Jus primae noctis or droit du seigneur is the right to sleep with a nubile (young and
sexually attractive) servant before turning her over to her servant husband (the right by
which a landlord may sleep first night with the bride of a newly married serf), although
the custom may be avoided by the payment of a fine.
This law was imposed by the Ottoman rulers and widely practiced in countries under the
Ottoman rule (provinces of the Ottoman Empire were: Greece, Bulgaria, Serbia, Bosnia)
until the very end of the 19th century.
The picture, painted by Paja Jovanovic, shows a bride preparing for the wedding night.
The first night she is going to spend with her landlord. Landlords (beg, aga) were usually
Turks but there were many local nobles converting to Islam to save their privileges when
the region was controlled by the Ottoman Empire.
* The right was used on a braid of a feudal dependant or servant, any dhimmi. They
were Christians and the right wasn’t used on Muslim brides.

GIVEN EXERCISE A:
Decide whether each statement below agrees with the passage on jus primae noctis. Answer yes or no for each, quoting the words of the passage that settle it.
(i) The custom could be avoided by paying a fine.
(ii) The painting described was made by Paja Jovanovic.
(iii) The right was used on Muslim brides.

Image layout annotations

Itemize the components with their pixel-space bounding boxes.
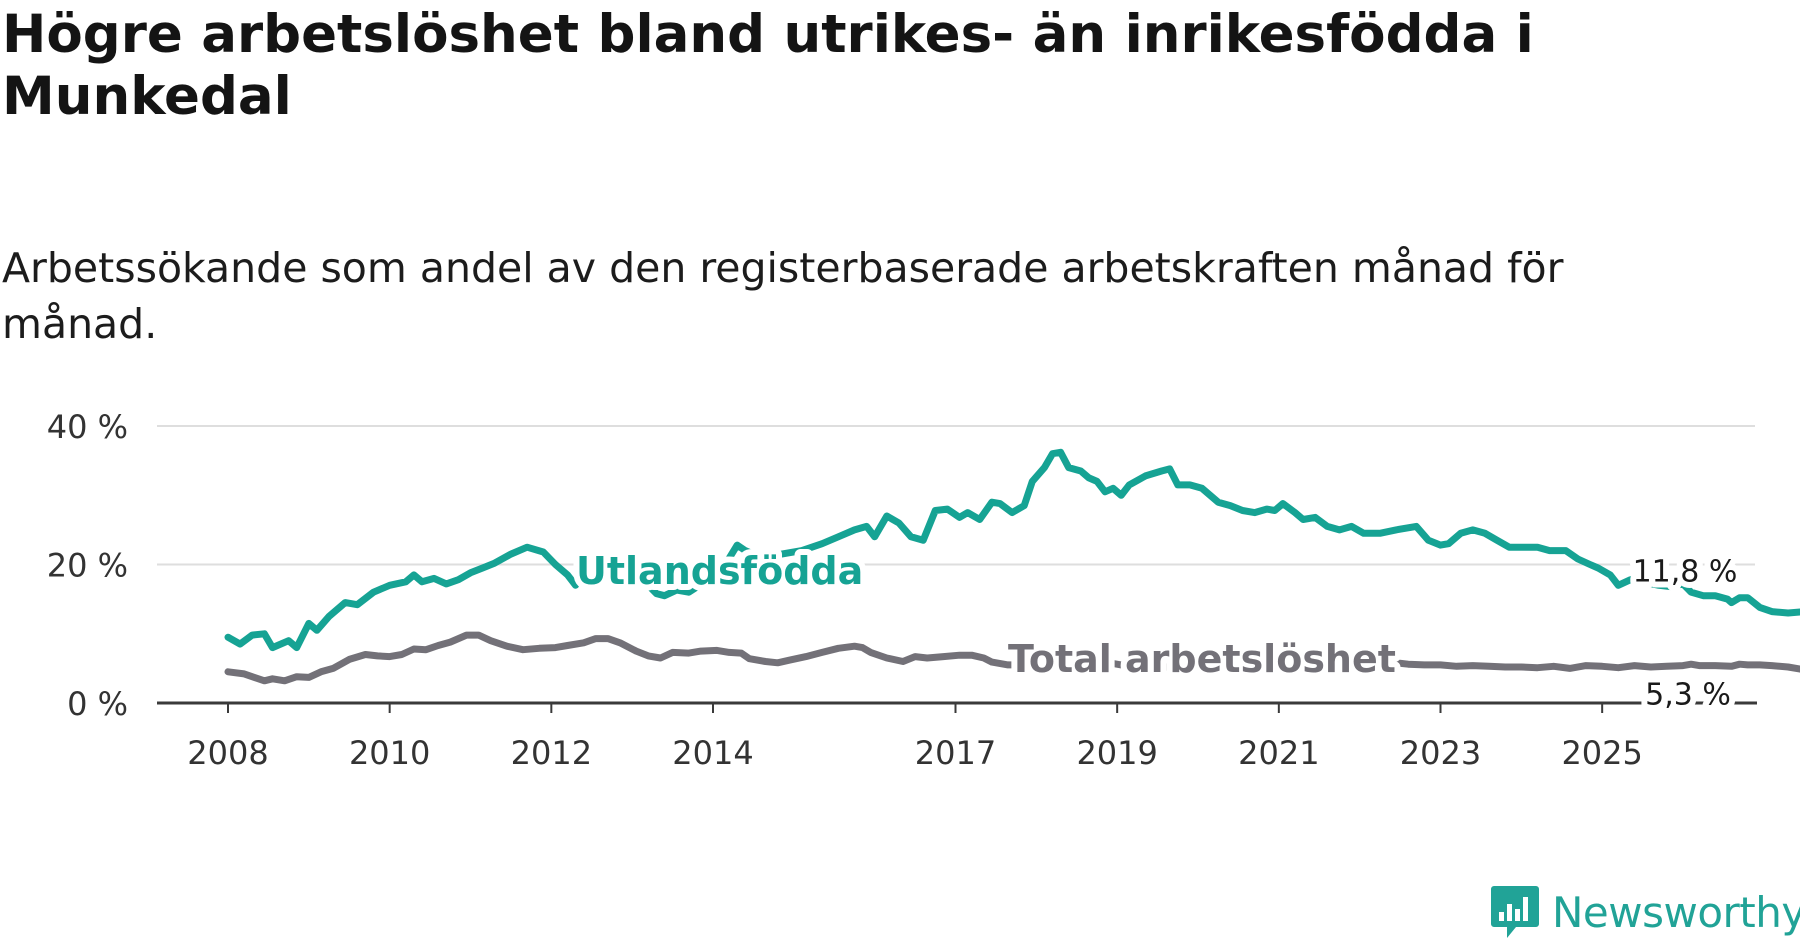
- chart-subtitle: Arbetssökande som andel av den registerb…: [2, 244, 1564, 348]
- series-line-total: [224, 631, 1800, 685]
- x-tick-label: 2023: [1400, 734, 1481, 772]
- x-tick-label: 2017: [915, 734, 996, 772]
- y-tick-label: 40 %: [47, 408, 128, 446]
- y-tick-label: 20 %: [47, 547, 128, 585]
- newsworthy-logo-icon: [1491, 886, 1539, 938]
- x-tick-label: 2012: [511, 734, 592, 772]
- series-label-utlandsfodda: Utlandsfödda: [576, 549, 863, 593]
- x-tick-label: 2014: [672, 734, 753, 772]
- y-tick-label: 0 %: [67, 685, 128, 723]
- x-tick-label: 2021: [1238, 734, 1319, 772]
- x-tick-label: 2025: [1561, 734, 1642, 772]
- newsworthy-logo: Newsworthy: [1490, 884, 1800, 940]
- x-tick-label: 2008: [187, 734, 268, 772]
- series-label-total: Total arbetslöshet: [1008, 637, 1396, 681]
- end-value-utlandsfodda: 11,8 %: [1633, 554, 1738, 589]
- x-tick-label: 2019: [1076, 734, 1157, 772]
- line-chart: 0 % 20 % 40 % 2008 2010 2012 2014 2017 2019 2021…: [47, 408, 1800, 772]
- chart-title: Högre arbetslöshet bland utrikes- än inr…: [2, 4, 1534, 127]
- x-tick-label: 2010: [349, 734, 430, 772]
- newsworthy-logo-text: Newsworthy: [1552, 887, 1800, 937]
- series-line-utlandsfodda: [224, 448, 1800, 652]
- end-value-total: 5,3 %: [1645, 677, 1731, 712]
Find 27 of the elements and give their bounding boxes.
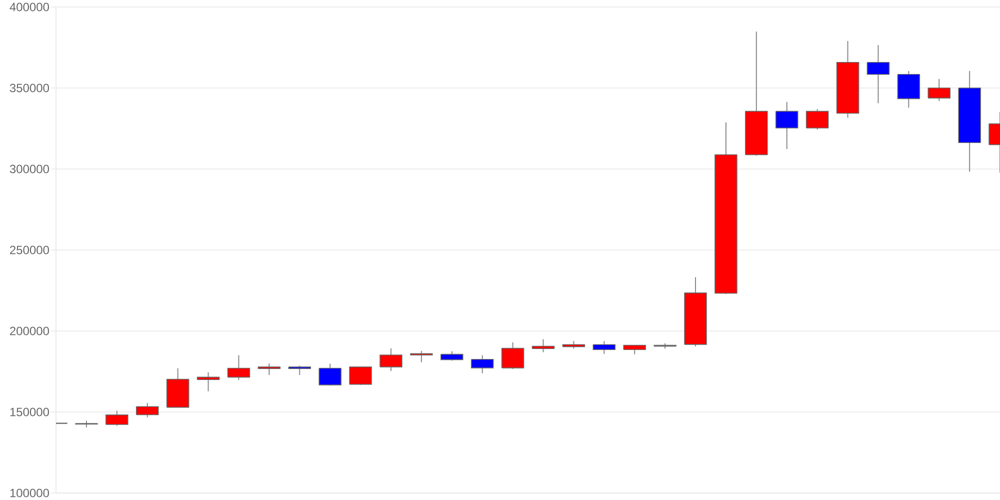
candlestick	[136, 402, 159, 418]
candlestick	[440, 350, 464, 362]
candlestick	[288, 365, 311, 376]
candlestick	[106, 410, 128, 426]
y-tick-label: 300000	[10, 164, 49, 174]
candlestick	[623, 344, 646, 355]
candlestick	[501, 342, 524, 370]
y-tick-label: 200000	[10, 326, 49, 336]
candlestick	[227, 354, 250, 380]
candlestick	[380, 348, 402, 372]
candlestick	[349, 366, 372, 386]
y-tick-label: 150000	[10, 408, 49, 416]
y-tick-label: 100000	[10, 488, 49, 498]
candlestick	[775, 101, 798, 150]
candlestick	[318, 363, 342, 386]
candlestick	[258, 362, 281, 376]
candlestick	[532, 338, 555, 353]
candlestick	[866, 44, 890, 104]
y-tick-label: 350000	[10, 84, 49, 92]
candlestick	[928, 78, 950, 102]
y-tick-label: 400000	[10, 2, 49, 12]
candlestick	[592, 340, 616, 355]
y-tick-label: 250000	[10, 246, 49, 254]
candlestick	[806, 108, 829, 130]
candlestick	[410, 350, 433, 363]
candlestick	[196, 372, 220, 392]
candlestick	[470, 354, 494, 374]
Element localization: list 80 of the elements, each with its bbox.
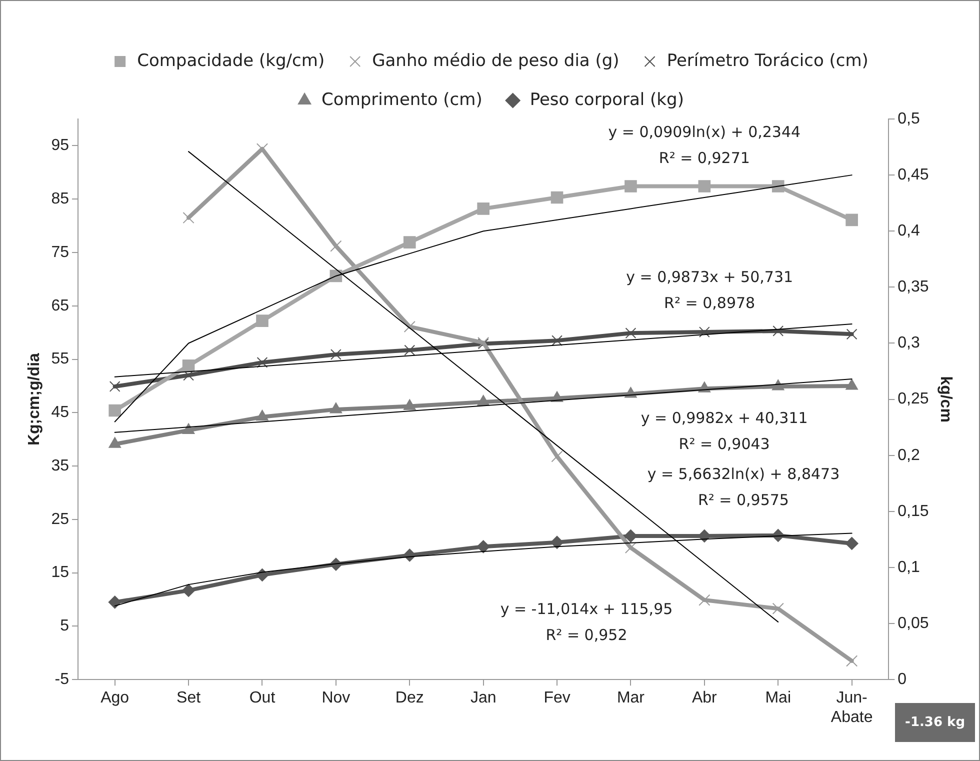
point [624,542,637,554]
point [476,540,490,554]
point [403,236,416,248]
point [845,536,858,550]
point [698,594,710,606]
point [108,596,122,609]
point [772,326,784,336]
text: -1.36 kg [895,703,975,742]
point [846,655,858,667]
y2-tick-label: 0,4 [898,222,920,240]
y-tick-label: 45 [51,404,70,422]
x-tick-label: Jan [470,690,496,707]
point [551,450,563,462]
x-tick-label: Fev [544,690,570,707]
point [109,381,120,392]
y-tick-label: 5 [60,618,70,635]
x-tick-label: Out [249,690,276,707]
y2-tick-label: 0,2 [898,446,920,464]
legend-label: Comprimento (cm) [322,90,482,110]
x-tick-label: Set [176,690,202,707]
point [624,529,638,542]
y-tick-label: 55 [51,350,70,368]
x-tick-label: Abr [692,690,718,707]
y-tick-label: 35 [51,457,70,474]
point [404,344,416,356]
point [698,326,710,338]
y2-tick-label: 0,25 [898,390,929,408]
annotation: y = 5,6632ln(x) + 8,8473 R² = 0,9575 [647,464,840,512]
point [846,328,858,340]
point [404,320,416,332]
y-tick-label: -5 [54,671,70,688]
x-tick-label: Dez [395,690,424,707]
y2-axis-title: kg/cm [936,376,954,422]
point [330,240,342,252]
point [182,212,194,224]
point [846,214,858,226]
legend-label: Peso corporal (kg) [530,90,684,110]
point [698,180,711,192]
y-tick-label: 15 [51,564,70,582]
point [182,423,195,434]
legend-label: Compacidade (kg/cm) [137,50,325,71]
point [477,202,490,215]
y-tick-label: 85 [51,190,70,208]
point [625,328,636,339]
point [108,404,121,417]
annotation: y = -11,014x + 115,95 R² = 0,952 [500,598,673,646]
annotation: y = 0,9873x + 50,731 R² = 0,8978 [626,266,794,314]
y2-tick-label: 0,5 [898,110,920,128]
y2-tick-label: 0,45 [898,166,929,184]
point [256,314,268,327]
point [550,191,564,204]
y-tick-label: 75 [51,244,70,261]
x-tick-label: Jun-Abate [830,690,873,726]
point [256,357,268,368]
point [182,360,195,372]
point [330,349,342,360]
x-tick-label: Mai [765,690,792,707]
x-tick-label: Nov [322,690,350,707]
y2-tick-label: 0,1 [898,558,920,576]
point [772,602,784,614]
point [772,180,784,192]
point [698,529,711,542]
annotation: y = 0,0909ln(x) + 0,2344 R² = 0,9271 [608,122,801,169]
y2-tick-label: 0,3 [898,334,920,352]
y2-tick-label: 0,15 [898,502,929,520]
y2-tick-label: 0,35 [898,278,929,296]
y2-tick-label: 0,05 [898,614,929,632]
x-tick-label: Ago [100,690,130,707]
y-tick-label: 65 [51,297,70,314]
legend-label: Perímetro Torácico (cm) [666,50,868,71]
y-tick-label: 25 [51,510,70,528]
y-axis-title: Kg;cm;g/dia [26,352,44,446]
x-tick-label: Mar [616,690,646,707]
legend-label: Ganho médio de peso dia (g) [372,50,620,71]
point [182,584,196,597]
point [624,180,637,192]
point [552,335,562,346]
y2-tick-label: 0 [898,671,907,688]
y-tick-label: 95 [51,137,70,154]
point [550,536,564,549]
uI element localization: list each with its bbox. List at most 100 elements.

GIVEN EXERCISE B:
Copy out the lines of the entries that fall between the line holding "point [624,542,637,554]" and the line holding "point [182,423,195,434]", inclusive, and nothing more.

FULL ANSWER A:
(i) Yes: "the custom may be avoided by the payment of a fine."
(ii) Yes: "The picture, painted by Paja Jovanovic, shows a bride preparing for the wedding night."
(iii) No: "the right wasn’t used on Muslim brides."

FULL ANSWER B:
point [624,542,637,554]
point [476,540,490,554]
point [403,236,416,248]
point [845,536,858,550]
point [698,594,710,606]
point [108,596,122,609]
point [772,326,784,336]
text: -1.36 kg [895,703,975,742]
point [846,655,858,667]
y2-tick-label: 0,4 [898,222,920,240]
y-tick-label: 45 [51,404,70,422]
x-tick-label: Jan [470,690,496,707]
point [551,450,563,462]
x-tick-label: Fev [544,690,570,707]
point [109,381,120,392]
y-tick-label: 5 [60,618,70,635]
x-tick-label: Out [249,690,276,707]
y2-tick-label: 0,2 [898,446,920,464]
legend-label: Comprimento (cm) [322,90,482,110]
x-tick-label: Set [176,690,202,707]
point [624,529,638,542]
y-tick-label: 55 [51,350,70,368]
x-tick-label: Abr [692,690,718,707]
y-tick-label: 35 [51,457,70,474]
point [404,344,416,356]
point [698,326,710,338]
y2-tick-label: 0,25 [898,390,929,408]
annotation: y = 5,6632ln(x) + 8,8473 R² = 0,9575 [647,464,840,512]
point [846,328,858,340]
point [404,320,416,332]
y-tick-label: -5 [54,671,70,688]
x-tick-label: Dez [395,690,424,707]
y2-axis-title: kg/cm [936,376,954,422]
point [330,240,342,252]
point [182,212,194,224]
point [846,214,858,226]
legend-label: Peso corporal (kg) [530,90,684,110]
point [698,180,711,192]
y-tick-label: 15 [51,564,70,582]
point [182,423,195,434]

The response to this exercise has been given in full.